━━ DATASET ENTRIES

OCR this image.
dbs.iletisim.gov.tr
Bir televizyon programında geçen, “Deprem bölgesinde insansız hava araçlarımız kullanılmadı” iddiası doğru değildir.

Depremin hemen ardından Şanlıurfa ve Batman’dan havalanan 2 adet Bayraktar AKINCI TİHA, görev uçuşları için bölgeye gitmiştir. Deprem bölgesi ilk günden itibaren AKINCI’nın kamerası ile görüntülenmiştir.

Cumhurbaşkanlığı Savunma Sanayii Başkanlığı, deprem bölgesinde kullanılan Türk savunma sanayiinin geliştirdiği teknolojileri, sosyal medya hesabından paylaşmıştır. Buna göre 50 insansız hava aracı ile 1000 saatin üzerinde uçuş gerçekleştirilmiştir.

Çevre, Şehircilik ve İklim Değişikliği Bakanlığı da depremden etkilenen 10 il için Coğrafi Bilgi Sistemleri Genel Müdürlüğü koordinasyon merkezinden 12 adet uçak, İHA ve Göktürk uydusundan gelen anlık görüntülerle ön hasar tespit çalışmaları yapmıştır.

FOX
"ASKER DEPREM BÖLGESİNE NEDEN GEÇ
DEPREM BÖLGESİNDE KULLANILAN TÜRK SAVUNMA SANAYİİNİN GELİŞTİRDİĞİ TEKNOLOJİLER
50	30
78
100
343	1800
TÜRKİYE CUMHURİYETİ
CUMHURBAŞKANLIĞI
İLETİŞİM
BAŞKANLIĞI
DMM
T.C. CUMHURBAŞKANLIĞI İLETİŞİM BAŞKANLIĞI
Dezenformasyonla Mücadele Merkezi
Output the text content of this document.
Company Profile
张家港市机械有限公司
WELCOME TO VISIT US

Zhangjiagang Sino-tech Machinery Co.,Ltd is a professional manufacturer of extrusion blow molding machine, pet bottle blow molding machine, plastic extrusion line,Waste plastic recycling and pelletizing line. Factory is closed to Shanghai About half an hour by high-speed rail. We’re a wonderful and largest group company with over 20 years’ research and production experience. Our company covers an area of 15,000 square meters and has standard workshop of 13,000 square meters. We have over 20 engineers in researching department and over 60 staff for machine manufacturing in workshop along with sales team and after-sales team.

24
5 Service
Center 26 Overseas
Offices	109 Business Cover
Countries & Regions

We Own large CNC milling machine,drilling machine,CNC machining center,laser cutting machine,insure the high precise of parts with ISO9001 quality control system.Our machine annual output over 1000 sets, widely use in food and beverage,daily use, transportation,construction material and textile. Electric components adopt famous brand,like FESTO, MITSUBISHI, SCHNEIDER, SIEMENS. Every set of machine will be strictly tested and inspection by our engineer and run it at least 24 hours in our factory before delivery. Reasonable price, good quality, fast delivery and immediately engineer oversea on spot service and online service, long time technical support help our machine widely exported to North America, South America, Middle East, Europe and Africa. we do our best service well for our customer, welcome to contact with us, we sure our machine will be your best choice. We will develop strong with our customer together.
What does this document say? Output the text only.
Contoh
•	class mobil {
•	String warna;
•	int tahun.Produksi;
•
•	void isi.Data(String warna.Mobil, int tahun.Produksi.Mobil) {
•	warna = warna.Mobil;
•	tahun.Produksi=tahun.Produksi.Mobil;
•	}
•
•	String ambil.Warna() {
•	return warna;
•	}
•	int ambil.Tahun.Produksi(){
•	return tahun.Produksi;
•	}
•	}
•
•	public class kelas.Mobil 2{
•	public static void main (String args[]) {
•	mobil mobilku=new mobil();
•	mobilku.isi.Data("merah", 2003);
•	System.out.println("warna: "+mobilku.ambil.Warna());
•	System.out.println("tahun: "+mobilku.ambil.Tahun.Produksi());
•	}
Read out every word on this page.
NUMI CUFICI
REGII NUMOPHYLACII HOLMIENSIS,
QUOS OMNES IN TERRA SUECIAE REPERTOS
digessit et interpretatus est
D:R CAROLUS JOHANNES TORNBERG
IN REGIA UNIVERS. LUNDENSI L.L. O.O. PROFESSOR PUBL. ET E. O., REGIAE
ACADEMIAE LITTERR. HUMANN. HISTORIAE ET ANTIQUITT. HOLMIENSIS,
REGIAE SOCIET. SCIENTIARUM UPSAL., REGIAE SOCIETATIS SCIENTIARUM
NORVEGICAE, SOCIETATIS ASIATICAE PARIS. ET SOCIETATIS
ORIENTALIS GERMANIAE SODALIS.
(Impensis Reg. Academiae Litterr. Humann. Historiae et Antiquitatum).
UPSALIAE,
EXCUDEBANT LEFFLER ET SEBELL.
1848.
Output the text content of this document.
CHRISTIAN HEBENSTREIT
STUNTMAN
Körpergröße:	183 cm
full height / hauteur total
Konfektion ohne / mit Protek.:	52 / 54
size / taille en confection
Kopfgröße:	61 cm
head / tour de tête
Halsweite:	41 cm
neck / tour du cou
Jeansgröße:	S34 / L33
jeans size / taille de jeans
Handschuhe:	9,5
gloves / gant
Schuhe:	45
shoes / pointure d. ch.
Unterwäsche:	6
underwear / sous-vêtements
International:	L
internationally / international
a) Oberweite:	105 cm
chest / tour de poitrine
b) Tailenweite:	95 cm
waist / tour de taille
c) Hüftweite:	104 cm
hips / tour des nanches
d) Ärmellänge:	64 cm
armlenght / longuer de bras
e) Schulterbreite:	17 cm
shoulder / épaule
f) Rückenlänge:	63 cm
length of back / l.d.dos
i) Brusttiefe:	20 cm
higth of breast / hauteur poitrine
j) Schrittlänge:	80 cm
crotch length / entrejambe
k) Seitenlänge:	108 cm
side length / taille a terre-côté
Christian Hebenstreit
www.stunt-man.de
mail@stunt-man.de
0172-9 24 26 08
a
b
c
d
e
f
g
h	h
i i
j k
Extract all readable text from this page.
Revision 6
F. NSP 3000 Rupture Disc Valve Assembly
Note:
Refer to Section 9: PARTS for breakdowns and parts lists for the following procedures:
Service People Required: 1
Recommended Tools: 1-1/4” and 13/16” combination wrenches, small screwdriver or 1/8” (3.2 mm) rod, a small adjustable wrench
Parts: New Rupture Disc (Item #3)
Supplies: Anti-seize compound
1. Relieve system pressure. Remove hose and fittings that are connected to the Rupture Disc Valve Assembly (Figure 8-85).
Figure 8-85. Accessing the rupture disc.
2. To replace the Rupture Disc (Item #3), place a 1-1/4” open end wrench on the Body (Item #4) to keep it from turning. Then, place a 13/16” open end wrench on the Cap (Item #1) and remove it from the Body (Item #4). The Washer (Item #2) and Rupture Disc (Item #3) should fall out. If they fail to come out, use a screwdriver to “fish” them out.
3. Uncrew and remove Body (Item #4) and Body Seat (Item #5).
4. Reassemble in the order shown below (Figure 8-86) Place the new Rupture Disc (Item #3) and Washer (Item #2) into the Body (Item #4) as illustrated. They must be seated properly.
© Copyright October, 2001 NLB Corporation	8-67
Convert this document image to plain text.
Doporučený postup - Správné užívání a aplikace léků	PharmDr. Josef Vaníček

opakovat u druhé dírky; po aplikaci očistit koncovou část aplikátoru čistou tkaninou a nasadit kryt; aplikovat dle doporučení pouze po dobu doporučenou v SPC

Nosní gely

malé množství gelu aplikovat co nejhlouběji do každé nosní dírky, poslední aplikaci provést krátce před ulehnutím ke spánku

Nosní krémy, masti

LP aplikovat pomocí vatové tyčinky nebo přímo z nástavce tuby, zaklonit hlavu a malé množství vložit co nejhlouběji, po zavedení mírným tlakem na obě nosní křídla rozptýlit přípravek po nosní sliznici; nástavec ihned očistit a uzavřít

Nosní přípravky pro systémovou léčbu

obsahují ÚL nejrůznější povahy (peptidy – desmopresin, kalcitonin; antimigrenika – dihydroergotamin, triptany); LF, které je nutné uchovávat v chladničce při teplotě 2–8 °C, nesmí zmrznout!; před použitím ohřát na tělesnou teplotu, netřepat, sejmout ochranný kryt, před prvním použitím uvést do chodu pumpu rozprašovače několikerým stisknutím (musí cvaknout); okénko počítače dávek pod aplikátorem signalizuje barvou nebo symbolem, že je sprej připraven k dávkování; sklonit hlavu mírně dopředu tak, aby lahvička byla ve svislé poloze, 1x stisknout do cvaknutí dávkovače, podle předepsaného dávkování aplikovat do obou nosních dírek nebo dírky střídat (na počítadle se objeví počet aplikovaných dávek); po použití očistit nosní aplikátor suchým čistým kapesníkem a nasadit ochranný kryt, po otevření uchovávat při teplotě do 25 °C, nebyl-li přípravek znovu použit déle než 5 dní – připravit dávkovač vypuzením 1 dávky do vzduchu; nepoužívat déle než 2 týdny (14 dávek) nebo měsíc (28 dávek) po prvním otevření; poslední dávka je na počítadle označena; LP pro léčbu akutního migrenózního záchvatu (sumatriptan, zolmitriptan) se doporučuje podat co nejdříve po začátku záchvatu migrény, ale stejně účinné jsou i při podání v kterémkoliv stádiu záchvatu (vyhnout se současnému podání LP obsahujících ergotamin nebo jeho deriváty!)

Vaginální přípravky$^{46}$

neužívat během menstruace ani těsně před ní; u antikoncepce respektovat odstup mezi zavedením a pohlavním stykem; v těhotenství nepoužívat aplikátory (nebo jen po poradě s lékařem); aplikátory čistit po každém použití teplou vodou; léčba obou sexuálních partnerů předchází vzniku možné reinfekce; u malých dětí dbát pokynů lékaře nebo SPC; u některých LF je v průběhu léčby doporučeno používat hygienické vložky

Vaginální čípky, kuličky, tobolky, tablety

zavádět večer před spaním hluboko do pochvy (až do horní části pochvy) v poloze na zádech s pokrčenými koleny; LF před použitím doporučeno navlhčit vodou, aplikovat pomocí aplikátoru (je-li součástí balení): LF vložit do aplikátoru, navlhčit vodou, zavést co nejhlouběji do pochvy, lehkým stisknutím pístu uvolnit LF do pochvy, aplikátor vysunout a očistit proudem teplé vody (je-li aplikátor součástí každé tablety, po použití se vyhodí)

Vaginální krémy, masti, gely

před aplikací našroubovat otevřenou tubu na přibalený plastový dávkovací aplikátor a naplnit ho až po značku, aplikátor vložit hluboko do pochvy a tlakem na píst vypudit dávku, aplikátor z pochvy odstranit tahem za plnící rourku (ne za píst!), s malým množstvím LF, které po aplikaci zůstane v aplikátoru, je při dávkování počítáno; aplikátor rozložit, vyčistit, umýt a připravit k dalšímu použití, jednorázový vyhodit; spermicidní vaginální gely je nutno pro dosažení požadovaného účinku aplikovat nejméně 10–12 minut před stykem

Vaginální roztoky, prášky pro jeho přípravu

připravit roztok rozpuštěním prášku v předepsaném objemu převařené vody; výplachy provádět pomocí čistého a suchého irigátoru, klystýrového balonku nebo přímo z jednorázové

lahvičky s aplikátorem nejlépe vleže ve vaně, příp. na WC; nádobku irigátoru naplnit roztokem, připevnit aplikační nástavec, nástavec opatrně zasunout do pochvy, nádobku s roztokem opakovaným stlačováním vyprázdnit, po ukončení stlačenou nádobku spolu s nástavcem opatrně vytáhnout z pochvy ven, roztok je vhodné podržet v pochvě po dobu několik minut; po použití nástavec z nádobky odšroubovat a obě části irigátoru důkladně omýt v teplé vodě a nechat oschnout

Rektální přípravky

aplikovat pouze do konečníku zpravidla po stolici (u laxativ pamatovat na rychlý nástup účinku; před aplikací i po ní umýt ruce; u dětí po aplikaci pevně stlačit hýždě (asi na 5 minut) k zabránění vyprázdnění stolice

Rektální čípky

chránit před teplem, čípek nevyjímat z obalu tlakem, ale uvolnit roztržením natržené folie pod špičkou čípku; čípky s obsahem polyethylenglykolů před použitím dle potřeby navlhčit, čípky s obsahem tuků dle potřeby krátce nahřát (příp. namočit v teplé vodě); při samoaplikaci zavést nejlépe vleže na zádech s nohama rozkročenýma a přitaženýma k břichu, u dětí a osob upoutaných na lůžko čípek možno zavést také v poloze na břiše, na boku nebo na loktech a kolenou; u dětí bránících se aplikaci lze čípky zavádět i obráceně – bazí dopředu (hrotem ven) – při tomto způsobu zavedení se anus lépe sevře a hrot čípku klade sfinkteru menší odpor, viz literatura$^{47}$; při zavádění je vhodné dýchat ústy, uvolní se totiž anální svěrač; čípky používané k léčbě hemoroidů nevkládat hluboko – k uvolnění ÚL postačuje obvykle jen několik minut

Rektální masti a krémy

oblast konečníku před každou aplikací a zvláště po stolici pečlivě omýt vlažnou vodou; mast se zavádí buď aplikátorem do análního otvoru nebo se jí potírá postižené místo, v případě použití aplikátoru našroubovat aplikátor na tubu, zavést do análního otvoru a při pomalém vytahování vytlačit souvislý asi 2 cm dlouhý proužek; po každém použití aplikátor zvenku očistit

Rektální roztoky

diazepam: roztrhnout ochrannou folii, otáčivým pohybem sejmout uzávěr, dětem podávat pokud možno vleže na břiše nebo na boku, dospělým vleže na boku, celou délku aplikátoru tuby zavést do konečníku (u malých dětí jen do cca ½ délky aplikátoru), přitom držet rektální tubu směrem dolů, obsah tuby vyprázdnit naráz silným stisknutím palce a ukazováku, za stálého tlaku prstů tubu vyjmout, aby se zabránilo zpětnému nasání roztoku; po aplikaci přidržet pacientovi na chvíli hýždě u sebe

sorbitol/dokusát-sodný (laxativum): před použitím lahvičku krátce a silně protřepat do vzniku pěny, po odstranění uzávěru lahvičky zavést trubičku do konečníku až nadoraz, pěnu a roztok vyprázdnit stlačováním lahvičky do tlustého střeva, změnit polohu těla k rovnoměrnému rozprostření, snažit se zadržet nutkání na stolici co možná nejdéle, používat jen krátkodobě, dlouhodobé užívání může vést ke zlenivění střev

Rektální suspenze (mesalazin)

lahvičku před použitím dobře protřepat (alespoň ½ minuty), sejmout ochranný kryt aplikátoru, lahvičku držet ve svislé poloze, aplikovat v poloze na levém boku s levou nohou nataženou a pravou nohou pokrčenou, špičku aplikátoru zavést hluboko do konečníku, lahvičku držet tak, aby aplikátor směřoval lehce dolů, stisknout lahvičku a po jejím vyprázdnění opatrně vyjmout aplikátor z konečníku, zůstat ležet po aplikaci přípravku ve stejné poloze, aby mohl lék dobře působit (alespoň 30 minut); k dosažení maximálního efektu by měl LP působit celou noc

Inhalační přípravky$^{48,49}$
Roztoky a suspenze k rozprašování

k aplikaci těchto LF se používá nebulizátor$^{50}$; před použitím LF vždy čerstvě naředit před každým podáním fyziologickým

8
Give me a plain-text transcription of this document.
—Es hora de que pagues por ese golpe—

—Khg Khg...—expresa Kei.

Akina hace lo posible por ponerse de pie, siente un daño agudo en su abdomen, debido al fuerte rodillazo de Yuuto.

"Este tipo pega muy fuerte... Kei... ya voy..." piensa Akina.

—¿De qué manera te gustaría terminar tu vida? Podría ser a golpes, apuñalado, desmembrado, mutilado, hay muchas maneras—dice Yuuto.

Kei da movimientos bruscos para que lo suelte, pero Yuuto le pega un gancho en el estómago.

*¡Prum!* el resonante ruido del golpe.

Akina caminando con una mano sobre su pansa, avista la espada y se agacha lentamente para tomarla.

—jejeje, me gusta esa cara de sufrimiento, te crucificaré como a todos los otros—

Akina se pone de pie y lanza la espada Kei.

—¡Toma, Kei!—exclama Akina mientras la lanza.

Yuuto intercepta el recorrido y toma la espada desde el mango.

━━━━

_WHAT YOU ARE ASKED TO DO_: Search the lines above for the string "tablety", then show every one that has it.

_FULL OUTPUT_:
Vaginální čípky, kuličky, tobolky, tablety
zavádět večer před spaním hluboko do pochvy (až do horní části pochvy) v poloze na zádech s pokrčenými koleny; LF před použitím doporučeno navlhčit vodou, aplikovat pomocí aplikátoru (je-li součástí balení): LF vložit do aplikátoru, navlhčit vodou, zavést co nejhlouběji do pochvy, lehkým stisknutím pístu uvolnit LF do pochvy, aplikátor vysunout a očistit proudem teplé vody (je-li aplikátor součástí každé tablety, po použití se vyhodí)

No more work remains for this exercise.